Short task: Each record must be reproduced exactly as it is shown.

Listed entries:
+++

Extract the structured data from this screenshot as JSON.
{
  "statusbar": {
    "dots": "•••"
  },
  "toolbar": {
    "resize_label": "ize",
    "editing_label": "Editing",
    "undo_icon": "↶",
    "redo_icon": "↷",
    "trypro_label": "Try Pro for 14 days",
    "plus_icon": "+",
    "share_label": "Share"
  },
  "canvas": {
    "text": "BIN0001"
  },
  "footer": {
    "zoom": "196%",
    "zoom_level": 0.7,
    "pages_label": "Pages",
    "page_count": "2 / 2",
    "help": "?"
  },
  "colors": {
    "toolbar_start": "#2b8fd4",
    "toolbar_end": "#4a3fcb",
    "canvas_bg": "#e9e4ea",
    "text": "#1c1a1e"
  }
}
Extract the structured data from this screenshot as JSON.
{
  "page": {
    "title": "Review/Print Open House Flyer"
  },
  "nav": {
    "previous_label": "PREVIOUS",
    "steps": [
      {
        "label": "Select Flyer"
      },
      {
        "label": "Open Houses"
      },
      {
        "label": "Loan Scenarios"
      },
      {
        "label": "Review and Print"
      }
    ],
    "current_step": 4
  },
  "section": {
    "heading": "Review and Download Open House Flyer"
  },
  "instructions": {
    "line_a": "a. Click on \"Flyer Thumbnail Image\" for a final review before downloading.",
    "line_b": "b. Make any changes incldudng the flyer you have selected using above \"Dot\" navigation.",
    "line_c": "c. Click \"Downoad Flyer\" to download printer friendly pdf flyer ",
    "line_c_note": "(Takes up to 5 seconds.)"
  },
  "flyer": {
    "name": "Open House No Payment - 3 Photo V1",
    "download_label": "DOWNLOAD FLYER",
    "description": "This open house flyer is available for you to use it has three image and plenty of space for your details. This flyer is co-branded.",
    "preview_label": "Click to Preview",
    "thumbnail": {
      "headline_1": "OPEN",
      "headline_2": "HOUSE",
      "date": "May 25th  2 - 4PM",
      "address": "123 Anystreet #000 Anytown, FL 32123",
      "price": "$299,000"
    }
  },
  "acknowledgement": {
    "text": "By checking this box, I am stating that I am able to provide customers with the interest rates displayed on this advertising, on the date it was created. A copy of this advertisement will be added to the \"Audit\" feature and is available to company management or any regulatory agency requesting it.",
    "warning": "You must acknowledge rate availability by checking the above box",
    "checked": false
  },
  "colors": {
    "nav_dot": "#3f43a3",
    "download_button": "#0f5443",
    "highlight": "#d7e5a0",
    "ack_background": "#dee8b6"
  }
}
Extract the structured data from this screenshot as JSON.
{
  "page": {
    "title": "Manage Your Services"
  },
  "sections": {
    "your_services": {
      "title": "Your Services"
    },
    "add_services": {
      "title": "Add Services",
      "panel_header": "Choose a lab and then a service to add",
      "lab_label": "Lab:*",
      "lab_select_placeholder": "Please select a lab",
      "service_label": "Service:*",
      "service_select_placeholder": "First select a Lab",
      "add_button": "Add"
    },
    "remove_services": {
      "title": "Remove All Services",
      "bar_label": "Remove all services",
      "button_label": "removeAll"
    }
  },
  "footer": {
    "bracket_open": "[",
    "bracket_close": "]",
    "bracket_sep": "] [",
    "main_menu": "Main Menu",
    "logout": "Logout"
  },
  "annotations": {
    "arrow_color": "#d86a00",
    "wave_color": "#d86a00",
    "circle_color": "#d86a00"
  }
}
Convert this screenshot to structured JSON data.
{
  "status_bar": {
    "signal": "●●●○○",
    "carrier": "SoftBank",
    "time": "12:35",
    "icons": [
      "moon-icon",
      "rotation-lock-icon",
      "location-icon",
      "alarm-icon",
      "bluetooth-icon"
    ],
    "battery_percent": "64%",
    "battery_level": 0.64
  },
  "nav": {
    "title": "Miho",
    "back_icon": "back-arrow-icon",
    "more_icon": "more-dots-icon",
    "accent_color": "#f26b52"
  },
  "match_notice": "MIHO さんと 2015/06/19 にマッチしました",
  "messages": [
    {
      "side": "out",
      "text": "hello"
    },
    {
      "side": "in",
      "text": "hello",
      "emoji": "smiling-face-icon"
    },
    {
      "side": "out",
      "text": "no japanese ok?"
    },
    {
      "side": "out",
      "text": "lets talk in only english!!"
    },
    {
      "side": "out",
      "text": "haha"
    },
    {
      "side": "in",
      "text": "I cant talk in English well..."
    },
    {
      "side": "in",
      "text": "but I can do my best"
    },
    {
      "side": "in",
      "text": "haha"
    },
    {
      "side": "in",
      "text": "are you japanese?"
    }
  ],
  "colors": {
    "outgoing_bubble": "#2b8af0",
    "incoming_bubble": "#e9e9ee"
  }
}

+++

Result for this task:
Extract the structured data from this screenshot as JSON.
{
  "statusbar": {
    "dots": "•••"
  },
  "toolbar": {
    "resize_label": "ize",
    "editing_label": "Editing",
    "undo_icon": "↶",
    "redo_icon": "↷",
    "trypro_label": "Try Pro for 14 days",
    "plus_icon": "+",
    "share_label": "Share"
  },
  "canvas": {
    "text": "BIN0001"
  },
  "footer": {
    "zoom": "196%",
    "zoom_level": 0.7,
    "pages_label": "Pages",
    "page_count": "2 / 2",
    "help": "?"
  },
  "colors": {
    "toolbar_start": "#2b8fd4",
    "toolbar_end": "#4a3fcb",
    "canvas_bg": "#e9e4ea",
    "text": "#1c1a1e"
  }
}
Extract the structured data from this screenshot as JSON.
{
  "page": {
    "title": "Review/Print Open House Flyer"
  },
  "nav": {
    "previous_label": "PREVIOUS",
    "steps": [
      {
        "label": "Select Flyer"
      },
      {
        "label": "Open Houses"
      },
      {
        "label": "Loan Scenarios"
      },
      {
        "label": "Review and Print"
      }
    ],
    "current_step": 4
  },
  "section": {
    "heading": "Review and Download Open House Flyer"
  },
  "instructions": {
    "line_a": "a. Click on \"Flyer Thumbnail Image\" for a final review before downloading.",
    "line_b": "b. Make any changes incldudng the flyer you have selected using above \"Dot\" navigation.",
    "line_c": "c. Click \"Downoad Flyer\" to download printer friendly pdf flyer ",
    "line_c_note": "(Takes up to 5 seconds.)"
  },
  "flyer": {
    "name": "Open House No Payment - 3 Photo V1",
    "download_label": "DOWNLOAD FLYER",
    "description": "This open house flyer is available for you to use it has three image and plenty of space for your details. This flyer is co-branded.",
    "preview_label": "Click to Preview",
    "thumbnail": {
      "headline_1": "OPEN",
      "headline_2": "HOUSE",
      "date": "May 25th  2 - 4PM",
      "address": "123 Anystreet #000 Anytown, FL 32123",
      "price": "$299,000"
    }
  },
  "acknowledgement": {
    "text": "By checking this box, I am stating that I am able to provide customers with the interest rates displayed on this advertising, on the date it was created. A copy of this advertisement will be added to the \"Audit\" feature and is available to company management or any regulatory agency requesting it.",
    "warning": "You must acknowledge rate availability by checking the above box",
    "checked": false
  },
  "colors": {
    "nav_dot": "#3f43a3",
    "download_button": "#0f5443",
    "highlight": "#d7e5a0",
    "ack_background": "#dee8b6"
  }
}
Extract the structured data from this screenshot as JSON.
{
  "page": {
    "title": "Manage Your Services"
  },
  "sections": {
    "your_services": {
      "title": "Your Services"
    },
    "add_services": {
      "title": "Add Services",
      "panel_header": "Choose a lab and then a service to add",
      "lab_label": "Lab:*",
      "lab_select_placeholder": "Please select a lab",
      "service_label": "Service:*",
      "service_select_placeholder": "First select a Lab",
      "add_button": "Add"
    },
    "remove_services": {
      "title": "Remove All Services",
      "bar_label": "Remove all services",
      "button_label": "removeAll"
    }
  },
  "footer": {
    "bracket_open": "[",
    "bracket_close": "]",
    "bracket_sep": "] [",
    "main_menu": "Main Menu",
    "logout": "Logout"
  },
  "annotations": {
    "arrow_color": "#d86a00",
    "wave_color": "#d86a00",
    "circle_color": "#d86a00"
  }
}
Convert this screenshot to structured JSON data.
{
  "status_bar": {
    "signal": "●●●○○",
    "carrier": "SoftBank",
    "time": "12:35",
    "icons": [
      "moon-icon",
      "rotation-lock-icon",
      "location-icon",
      "alarm-icon",
      "bluetooth-icon"
    ],
    "battery_percent": "64%",
    "battery_level": 0.64
  },
  "nav": {
    "title": "Miho",
    "back_icon": "back-arrow-icon",
    "more_icon": "more-dots-icon",
    "accent_color": "#f26b52"
  },
  "match_notice": "MIHO さんと 2015/06/19 にマッチしました",
  "messages": [
    {
      "side": "out",
      "text": "hello"
    },
    {
      "side": "in",
      "text": "hello",
      "emoji": "smiling-face-icon"
    },
    {
      "side": "out",
      "text": "no japanese ok?"
    },
    {
      "side": "out",
      "text": "lets talk in only english!!"
    },
    {
      "side": "out",
      "text": "haha"
    },
    {
      "side": "in",
      "text": "I cant talk in English well..."
    },
    {
      "side": "in",
      "text": "but I can do my best"
    },
    {
      "side": "in",
      "text": "haha"
    },
    {
      "side": "in",
      "text": "are you japanese?"
    }
  ],
  "colors": {
    "outgoing_bubble": "#2b8af0",
    "incoming_bubble": "#e9e9ee"
  }
}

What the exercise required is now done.